**GOAL**
Print the entire listing. Each line must match the original exactly.

**DATA EXTRACT**

__________

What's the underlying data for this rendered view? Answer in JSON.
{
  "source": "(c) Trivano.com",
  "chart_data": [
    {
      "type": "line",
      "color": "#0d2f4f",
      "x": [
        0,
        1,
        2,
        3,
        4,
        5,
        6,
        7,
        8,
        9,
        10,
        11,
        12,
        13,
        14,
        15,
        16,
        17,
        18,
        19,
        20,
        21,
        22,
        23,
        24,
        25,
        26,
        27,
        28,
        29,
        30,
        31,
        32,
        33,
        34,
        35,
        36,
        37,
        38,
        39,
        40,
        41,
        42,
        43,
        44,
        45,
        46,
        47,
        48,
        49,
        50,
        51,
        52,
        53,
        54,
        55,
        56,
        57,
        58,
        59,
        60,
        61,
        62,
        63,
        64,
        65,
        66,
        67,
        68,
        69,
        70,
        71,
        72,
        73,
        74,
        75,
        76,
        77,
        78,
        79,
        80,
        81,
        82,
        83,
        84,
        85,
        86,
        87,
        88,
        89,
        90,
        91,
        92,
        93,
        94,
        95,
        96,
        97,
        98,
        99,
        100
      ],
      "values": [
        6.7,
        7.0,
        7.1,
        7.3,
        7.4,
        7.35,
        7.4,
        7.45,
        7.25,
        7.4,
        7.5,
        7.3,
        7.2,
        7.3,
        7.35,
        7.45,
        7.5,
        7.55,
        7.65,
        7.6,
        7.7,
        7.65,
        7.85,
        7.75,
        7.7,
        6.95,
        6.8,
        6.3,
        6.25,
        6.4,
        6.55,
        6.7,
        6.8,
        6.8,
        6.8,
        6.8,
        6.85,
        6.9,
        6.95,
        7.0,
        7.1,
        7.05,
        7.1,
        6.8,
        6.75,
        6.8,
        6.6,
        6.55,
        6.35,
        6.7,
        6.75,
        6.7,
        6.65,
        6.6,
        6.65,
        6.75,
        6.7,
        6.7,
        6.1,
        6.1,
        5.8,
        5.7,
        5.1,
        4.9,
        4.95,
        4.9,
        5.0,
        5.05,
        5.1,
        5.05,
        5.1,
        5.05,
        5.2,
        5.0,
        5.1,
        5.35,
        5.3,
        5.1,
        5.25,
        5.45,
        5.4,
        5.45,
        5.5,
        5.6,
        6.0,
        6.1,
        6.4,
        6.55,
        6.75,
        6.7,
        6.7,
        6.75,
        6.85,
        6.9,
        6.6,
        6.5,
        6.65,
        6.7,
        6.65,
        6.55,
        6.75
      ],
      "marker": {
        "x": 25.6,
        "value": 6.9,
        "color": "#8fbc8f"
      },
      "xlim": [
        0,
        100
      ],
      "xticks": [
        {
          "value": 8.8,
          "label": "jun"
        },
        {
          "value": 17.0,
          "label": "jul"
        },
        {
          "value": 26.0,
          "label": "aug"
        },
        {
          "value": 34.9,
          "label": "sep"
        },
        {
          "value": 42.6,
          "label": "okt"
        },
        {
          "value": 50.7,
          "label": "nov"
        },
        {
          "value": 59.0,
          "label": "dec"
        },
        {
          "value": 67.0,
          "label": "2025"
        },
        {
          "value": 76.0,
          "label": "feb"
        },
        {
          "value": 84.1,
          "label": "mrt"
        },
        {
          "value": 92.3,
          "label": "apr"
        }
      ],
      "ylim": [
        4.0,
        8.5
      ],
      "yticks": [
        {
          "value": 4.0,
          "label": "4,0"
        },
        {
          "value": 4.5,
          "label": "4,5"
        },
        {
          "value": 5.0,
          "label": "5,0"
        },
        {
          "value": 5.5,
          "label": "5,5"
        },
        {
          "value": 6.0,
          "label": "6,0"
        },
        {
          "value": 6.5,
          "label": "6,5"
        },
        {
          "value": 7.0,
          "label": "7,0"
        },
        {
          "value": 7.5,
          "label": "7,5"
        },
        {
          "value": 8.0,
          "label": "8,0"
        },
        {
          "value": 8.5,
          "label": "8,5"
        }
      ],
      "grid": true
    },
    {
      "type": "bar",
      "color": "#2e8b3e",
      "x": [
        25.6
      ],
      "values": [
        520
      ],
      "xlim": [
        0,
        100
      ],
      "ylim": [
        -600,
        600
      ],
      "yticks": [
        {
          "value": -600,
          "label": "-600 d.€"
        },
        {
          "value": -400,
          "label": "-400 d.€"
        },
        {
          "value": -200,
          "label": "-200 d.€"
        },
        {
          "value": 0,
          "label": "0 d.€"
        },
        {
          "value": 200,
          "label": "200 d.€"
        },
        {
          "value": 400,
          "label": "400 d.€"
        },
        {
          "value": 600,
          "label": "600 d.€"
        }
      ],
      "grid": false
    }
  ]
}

__________

**FINISHED ANSWER**
What's the underlying data for this rendered view? Answer in JSON.
{
  "source": "(c) Trivano.com",
  "chart_data": [
    {
      "type": "line",
      "color": "#0d2f4f",
      "x": [
        0,
        1,
        2,
        3,
        4,
        5,
        6,
        7,
        8,
        9,
        10,
        11,
        12,
        13,
        14,
        15,
        16,
        17,
        18,
        19,
        20,
        21,
        22,
        23,
        24,
        25,
        26,
        27,
        28,
        29,
        30,
        31,
        32,
        33,
        34,
        35,
        36,
        37,
        38,
        39,
        40,
        41,
        42,
        43,
        44,
        45,
        46,
        47,
        48,
        49,
        50,
        51,
        52,
        53,
        54,
        55,
        56,
        57,
        58,
        59,
        60,
        61,
        62,
        63,
        64,
        65,
        66,
        67,
        68,
        69,
        70,
        71,
        72,
        73,
        74,
        75,
        76,
        77,
        78,
        79,
        80,
        81,
        82,
        83,
        84,
        85,
        86,
        87,
        88,
        89,
        90,
        91,
        92,
        93,
        94,
        95,
        96,
        97,
        98,
        99,
        100
      ],
      "values": [
        6.7,
        7.0,
        7.1,
        7.3,
        7.4,
        7.35,
        7.4,
        7.45,
        7.25,
        7.4,
        7.5,
        7.3,
        7.2,
        7.3,
        7.35,
        7.45,
        7.5,
        7.55,
        7.65,
        7.6,
        7.7,
        7.65,
        7.85,
        7.75,
        7.7,
        6.95,
        6.8,
        6.3,
        6.25,
        6.4,
        6.55,
        6.7,
        6.8,
        6.8,
        6.8,
        6.8,
        6.85,
        6.9,
        6.95,
        7.0,
        7.1,
        7.05,
        7.1,
        6.8,
        6.75,
        6.8,
        6.6,
        6.55,
        6.35,
        6.7,
        6.75,
        6.7,
        6.65,
        6.6,
        6.65,
        6.75,
        6.7,
        6.7,
        6.1,
        6.1,
        5.8,
        5.7,
        5.1,
        4.9,
        4.95,
        4.9,
        5.0,
        5.05,
        5.1,
        5.05,
        5.1,
        5.05,
        5.2,
        5.0,
        5.1,
        5.35,
        5.3,
        5.1,
        5.25,
        5.45,
        5.4,
        5.45,
        5.5,
        5.6,
        6.0,
        6.1,
        6.4,
        6.55,
        6.75,
        6.7,
        6.7,
        6.75,
        6.85,
        6.9,
        6.6,
        6.5,
        6.65,
        6.7,
        6.65,
        6.55,
        6.75
      ],
      "marker": {
        "x": 25.6,
        "value": 6.9,
        "color": "#8fbc8f"
      },
      "xlim": [
        0,
        100
      ],
      "xticks": [
        {
          "value": 8.8,
          "label": "jun"
        },
        {
          "value": 17.0,
          "label": "jul"
        },
        {
          "value": 26.0,
          "label": "aug"
        },
        {
          "value": 34.9,
          "label": "sep"
        },
        {
          "value": 42.6,
          "label": "okt"
        },
        {
          "value": 50.7,
          "label": "nov"
        },
        {
          "value": 59.0,
          "label": "dec"
        },
        {
          "value": 67.0,
          "label": "2025"
        },
        {
          "value": 76.0,
          "label": "feb"
        },
        {
          "value": 84.1,
          "label": "mrt"
        },
        {
          "value": 92.3,
          "label": "apr"
        }
      ],
      "ylim": [
        4.0,
        8.5
      ],
      "yticks": [
        {
          "value": 4.0,
          "label": "4,0"
        },
        {
          "value": 4.5,
          "label": "4,5"
        },
        {
          "value": 5.0,
          "label": "5,0"
        },
        {
          "value": 5.5,
          "label": "5,5"
        },
        {
          "value": 6.0,
          "label": "6,0"
        },
        {
          "value": 6.5,
          "label": "6,5"
        },
        {
          "value": 7.0,
          "label": "7,0"
        },
        {
          "value": 7.5,
          "label": "7,5"
        },
        {
          "value": 8.0,
          "label": "8,0"
        },
        {
          "value": 8.5,
          "label": "8,5"
        }
      ],
      "grid": true
    },
    {
      "type": "bar",
      "color": "#2e8b3e",
      "x": [
        25.6
      ],
      "values": [
        520
      ],
      "xlim": [
        0,
        100
      ],
      "ylim": [
        -600,
        600
      ],
      "yticks": [
        {
          "value": -600,
          "label": "-600 d.€"
        },
        {
          "value": -400,
          "label": "-400 d.€"
        },
        {
          "value": -200,
          "label": "-200 d.€"
        },
        {
          "value": 0,
          "label": "0 d.€"
        },
        {
          "value": 200,
          "label": "200 d.€"
        },
        {
          "value": 400,
          "label": "400 d.€"
        },
        {
          "value": 600,
          "label": "600 d.€"
        }
      ],
      "grid": false
    }
  ]
}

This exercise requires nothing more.